◆ Problem
Search the material and gather each line with "Mitchell" in it.

Lines of data
════

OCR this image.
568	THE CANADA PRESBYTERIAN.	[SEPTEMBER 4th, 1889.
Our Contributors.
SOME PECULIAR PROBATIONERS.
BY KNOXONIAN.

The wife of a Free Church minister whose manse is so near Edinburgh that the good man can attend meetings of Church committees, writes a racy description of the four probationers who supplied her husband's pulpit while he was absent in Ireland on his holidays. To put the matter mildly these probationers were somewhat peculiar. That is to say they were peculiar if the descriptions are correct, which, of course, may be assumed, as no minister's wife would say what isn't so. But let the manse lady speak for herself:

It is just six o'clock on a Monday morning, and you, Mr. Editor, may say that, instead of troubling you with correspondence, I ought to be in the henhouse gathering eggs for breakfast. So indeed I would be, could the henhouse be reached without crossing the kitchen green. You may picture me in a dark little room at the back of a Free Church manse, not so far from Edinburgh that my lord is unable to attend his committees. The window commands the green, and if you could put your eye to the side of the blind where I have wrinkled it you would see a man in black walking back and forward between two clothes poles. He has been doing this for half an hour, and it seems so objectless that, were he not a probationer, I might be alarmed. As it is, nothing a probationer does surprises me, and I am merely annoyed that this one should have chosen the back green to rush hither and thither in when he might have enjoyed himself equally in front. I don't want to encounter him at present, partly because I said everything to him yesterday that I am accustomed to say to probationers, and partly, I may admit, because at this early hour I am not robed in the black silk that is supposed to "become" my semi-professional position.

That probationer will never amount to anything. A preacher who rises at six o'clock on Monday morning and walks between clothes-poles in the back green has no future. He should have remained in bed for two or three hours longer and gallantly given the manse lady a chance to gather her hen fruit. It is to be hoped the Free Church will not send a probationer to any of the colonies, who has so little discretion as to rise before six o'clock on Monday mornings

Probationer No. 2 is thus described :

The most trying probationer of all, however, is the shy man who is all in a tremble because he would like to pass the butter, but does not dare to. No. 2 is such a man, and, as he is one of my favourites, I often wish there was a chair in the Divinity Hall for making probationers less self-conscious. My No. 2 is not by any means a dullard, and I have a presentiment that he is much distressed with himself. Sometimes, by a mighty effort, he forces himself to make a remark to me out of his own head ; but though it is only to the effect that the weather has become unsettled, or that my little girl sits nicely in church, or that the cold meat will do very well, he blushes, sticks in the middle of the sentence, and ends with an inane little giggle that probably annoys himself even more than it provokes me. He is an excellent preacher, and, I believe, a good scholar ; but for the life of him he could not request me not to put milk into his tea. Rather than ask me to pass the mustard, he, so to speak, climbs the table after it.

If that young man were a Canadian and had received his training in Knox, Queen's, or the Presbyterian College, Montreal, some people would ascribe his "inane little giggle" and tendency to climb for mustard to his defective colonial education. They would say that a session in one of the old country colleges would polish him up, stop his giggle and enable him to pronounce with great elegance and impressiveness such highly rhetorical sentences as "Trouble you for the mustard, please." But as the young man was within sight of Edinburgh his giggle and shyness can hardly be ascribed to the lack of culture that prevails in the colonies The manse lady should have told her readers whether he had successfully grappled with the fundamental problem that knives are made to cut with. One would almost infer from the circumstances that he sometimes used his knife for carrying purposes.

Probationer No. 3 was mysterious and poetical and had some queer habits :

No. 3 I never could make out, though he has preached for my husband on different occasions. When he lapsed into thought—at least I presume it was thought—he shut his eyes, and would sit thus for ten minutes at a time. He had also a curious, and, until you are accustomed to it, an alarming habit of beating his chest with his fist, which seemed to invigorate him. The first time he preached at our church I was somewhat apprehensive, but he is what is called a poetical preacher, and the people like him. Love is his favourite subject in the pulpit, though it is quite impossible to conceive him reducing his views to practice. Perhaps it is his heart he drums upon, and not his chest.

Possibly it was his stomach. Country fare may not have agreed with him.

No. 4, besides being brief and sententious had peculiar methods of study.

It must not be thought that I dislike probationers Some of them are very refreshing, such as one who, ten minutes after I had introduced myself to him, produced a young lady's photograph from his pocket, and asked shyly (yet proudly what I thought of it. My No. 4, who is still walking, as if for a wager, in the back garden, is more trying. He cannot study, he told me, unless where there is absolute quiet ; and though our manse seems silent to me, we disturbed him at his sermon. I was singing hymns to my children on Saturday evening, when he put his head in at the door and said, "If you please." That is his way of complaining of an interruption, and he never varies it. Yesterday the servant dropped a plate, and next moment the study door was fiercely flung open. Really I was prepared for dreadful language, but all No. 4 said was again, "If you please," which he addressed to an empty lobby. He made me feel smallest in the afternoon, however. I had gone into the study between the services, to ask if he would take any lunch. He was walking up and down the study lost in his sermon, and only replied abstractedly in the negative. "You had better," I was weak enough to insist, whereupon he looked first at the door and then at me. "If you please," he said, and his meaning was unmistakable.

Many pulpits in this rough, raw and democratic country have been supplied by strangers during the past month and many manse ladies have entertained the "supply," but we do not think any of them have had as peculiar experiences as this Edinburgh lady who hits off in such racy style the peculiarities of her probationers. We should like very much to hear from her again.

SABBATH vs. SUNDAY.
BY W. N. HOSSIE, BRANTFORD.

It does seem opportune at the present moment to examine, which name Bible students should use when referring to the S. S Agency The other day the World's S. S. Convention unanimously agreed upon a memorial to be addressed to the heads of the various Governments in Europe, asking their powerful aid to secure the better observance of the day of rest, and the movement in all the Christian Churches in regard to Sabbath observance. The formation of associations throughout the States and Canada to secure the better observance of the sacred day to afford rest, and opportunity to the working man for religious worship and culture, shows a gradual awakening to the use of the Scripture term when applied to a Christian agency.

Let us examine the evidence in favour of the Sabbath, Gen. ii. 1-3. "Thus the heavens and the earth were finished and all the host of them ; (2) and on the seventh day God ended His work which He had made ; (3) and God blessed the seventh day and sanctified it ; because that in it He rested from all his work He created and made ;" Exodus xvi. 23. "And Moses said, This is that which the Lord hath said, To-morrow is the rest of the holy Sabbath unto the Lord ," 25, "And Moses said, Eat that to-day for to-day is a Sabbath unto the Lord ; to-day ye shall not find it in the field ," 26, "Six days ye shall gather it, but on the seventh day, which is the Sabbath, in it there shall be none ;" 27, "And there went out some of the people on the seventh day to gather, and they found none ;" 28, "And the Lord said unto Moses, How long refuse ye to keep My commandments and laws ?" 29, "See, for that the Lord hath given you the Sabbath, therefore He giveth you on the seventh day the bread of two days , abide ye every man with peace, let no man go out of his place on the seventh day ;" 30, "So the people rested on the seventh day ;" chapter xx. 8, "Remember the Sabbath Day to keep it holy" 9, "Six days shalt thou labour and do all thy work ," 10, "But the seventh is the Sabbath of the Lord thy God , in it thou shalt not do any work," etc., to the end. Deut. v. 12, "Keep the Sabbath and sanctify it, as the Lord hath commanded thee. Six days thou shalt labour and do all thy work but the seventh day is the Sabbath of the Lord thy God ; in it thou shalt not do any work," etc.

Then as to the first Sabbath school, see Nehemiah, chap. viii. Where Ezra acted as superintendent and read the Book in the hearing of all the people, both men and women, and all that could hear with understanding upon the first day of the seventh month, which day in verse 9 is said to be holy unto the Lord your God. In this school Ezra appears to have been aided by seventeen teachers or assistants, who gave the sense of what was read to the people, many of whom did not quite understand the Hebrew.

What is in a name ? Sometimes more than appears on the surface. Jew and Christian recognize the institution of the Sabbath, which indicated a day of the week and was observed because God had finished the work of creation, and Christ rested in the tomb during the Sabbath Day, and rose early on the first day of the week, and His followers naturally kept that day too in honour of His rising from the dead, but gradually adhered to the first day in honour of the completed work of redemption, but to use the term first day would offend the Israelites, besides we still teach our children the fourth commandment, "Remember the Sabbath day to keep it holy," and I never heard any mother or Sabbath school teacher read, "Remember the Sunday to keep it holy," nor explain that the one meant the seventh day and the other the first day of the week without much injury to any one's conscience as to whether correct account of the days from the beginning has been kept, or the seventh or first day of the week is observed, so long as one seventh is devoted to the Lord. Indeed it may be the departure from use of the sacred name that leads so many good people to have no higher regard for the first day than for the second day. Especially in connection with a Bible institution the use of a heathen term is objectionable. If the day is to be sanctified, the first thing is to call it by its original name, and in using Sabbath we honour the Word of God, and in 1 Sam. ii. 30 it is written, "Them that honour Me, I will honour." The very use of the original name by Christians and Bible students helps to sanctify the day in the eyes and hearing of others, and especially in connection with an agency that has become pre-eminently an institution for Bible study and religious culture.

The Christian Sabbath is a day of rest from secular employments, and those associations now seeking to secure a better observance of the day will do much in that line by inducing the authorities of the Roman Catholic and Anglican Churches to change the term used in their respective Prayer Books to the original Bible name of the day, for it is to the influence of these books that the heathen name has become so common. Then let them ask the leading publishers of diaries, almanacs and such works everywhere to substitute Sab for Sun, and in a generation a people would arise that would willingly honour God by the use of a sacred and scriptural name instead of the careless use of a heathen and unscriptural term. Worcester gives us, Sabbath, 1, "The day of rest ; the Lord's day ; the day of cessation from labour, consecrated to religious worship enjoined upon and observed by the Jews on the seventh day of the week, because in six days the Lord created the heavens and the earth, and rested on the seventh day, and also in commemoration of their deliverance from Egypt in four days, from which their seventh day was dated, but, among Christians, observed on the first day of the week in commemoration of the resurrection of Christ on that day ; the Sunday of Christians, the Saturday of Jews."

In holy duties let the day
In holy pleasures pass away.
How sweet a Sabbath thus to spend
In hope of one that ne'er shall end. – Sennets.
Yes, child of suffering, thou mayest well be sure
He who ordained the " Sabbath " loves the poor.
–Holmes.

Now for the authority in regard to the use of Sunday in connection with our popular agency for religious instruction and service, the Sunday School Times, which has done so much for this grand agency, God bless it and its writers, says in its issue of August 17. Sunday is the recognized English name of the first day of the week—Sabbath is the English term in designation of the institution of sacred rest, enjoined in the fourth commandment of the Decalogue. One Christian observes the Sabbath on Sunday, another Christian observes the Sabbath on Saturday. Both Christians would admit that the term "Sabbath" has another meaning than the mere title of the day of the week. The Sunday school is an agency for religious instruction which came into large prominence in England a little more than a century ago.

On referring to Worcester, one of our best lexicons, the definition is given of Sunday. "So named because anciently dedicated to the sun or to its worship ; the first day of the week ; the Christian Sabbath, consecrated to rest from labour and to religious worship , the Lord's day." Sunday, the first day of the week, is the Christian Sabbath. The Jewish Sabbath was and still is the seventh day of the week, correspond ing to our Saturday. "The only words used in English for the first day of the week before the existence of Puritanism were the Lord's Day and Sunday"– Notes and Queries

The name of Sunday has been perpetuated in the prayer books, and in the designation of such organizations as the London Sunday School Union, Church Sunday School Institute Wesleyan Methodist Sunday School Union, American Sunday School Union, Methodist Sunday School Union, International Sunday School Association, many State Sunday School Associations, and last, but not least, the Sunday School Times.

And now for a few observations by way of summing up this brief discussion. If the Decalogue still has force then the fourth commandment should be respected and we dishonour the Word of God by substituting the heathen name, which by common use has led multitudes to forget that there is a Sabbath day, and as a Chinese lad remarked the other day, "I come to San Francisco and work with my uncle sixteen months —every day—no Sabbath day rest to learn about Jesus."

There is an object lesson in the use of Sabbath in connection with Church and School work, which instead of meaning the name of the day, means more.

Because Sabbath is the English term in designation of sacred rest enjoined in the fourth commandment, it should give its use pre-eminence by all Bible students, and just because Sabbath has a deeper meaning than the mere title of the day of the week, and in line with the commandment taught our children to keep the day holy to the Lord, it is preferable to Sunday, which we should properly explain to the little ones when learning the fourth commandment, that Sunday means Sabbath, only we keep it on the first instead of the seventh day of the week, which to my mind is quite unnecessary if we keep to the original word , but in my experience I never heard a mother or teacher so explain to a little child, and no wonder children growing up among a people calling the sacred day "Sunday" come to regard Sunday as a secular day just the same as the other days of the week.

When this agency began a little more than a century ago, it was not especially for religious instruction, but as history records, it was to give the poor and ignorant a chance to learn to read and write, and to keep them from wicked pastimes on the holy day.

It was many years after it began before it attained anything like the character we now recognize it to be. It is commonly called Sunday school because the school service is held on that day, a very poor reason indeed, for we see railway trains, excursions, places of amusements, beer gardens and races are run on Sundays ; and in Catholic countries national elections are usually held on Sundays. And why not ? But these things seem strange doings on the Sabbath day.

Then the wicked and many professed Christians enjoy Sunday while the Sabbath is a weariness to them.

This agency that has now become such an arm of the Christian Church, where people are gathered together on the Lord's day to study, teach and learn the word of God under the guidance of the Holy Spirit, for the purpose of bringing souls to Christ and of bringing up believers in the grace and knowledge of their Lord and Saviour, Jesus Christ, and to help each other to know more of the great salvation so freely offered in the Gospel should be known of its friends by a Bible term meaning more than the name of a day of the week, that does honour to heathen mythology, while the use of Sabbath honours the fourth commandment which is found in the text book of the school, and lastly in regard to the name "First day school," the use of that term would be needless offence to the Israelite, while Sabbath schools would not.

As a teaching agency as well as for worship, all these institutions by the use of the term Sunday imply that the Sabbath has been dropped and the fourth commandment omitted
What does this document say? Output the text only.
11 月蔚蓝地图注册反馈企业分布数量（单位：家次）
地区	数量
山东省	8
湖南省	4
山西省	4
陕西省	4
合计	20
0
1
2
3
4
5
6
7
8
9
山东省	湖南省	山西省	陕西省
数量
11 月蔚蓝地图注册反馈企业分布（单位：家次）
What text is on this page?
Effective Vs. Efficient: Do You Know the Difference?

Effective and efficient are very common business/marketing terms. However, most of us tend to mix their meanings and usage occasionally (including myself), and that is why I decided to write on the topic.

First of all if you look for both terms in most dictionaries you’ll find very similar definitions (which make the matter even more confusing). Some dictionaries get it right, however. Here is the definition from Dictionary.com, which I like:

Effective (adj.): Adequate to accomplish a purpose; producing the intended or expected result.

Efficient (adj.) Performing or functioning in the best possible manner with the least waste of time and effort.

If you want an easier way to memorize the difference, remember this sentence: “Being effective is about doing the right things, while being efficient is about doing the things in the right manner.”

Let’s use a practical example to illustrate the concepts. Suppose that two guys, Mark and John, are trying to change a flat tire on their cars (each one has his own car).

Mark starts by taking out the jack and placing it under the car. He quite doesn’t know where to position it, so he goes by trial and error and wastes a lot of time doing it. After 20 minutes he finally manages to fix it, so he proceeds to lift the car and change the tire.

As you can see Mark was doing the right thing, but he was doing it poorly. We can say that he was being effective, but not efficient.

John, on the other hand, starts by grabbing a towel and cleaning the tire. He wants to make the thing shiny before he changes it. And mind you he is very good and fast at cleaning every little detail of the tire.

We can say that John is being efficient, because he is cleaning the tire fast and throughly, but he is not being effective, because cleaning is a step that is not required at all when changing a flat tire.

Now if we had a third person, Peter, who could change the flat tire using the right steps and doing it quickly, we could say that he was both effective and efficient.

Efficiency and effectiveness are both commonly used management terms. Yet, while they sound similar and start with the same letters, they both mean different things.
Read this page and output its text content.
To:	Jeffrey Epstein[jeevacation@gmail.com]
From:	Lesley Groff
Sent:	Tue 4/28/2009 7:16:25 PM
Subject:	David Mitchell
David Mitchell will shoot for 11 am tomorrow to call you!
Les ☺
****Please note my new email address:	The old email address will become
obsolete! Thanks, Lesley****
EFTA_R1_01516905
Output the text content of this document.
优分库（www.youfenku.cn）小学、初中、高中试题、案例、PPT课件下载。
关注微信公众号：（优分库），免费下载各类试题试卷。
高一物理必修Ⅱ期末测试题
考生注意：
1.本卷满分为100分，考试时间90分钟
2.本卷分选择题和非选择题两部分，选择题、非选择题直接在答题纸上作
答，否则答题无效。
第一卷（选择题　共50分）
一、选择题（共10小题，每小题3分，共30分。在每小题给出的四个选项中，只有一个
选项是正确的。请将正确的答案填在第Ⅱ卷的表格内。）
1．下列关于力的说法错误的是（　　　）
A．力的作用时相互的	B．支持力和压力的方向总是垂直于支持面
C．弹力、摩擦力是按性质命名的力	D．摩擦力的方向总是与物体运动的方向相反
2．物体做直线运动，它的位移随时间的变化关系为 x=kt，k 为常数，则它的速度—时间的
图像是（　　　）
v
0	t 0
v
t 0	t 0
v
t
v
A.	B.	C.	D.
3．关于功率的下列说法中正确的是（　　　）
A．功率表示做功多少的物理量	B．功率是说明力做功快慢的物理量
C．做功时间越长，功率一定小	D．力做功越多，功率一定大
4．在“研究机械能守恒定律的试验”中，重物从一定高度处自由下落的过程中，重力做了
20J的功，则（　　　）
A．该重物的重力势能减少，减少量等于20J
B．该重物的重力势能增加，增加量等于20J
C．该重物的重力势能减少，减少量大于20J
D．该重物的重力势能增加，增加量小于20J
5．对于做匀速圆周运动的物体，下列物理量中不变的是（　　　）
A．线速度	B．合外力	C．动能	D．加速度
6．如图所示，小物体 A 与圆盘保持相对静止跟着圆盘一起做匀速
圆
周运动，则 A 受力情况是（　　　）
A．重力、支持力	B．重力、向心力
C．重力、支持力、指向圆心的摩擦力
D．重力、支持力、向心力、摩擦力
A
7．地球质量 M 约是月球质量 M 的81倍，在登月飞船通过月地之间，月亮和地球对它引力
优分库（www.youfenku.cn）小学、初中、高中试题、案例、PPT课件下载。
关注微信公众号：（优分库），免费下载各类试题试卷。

════

◆ Solution to this problem
Subject:	David Mitchell
David Mitchell will shoot for 11 am tomorrow to call you!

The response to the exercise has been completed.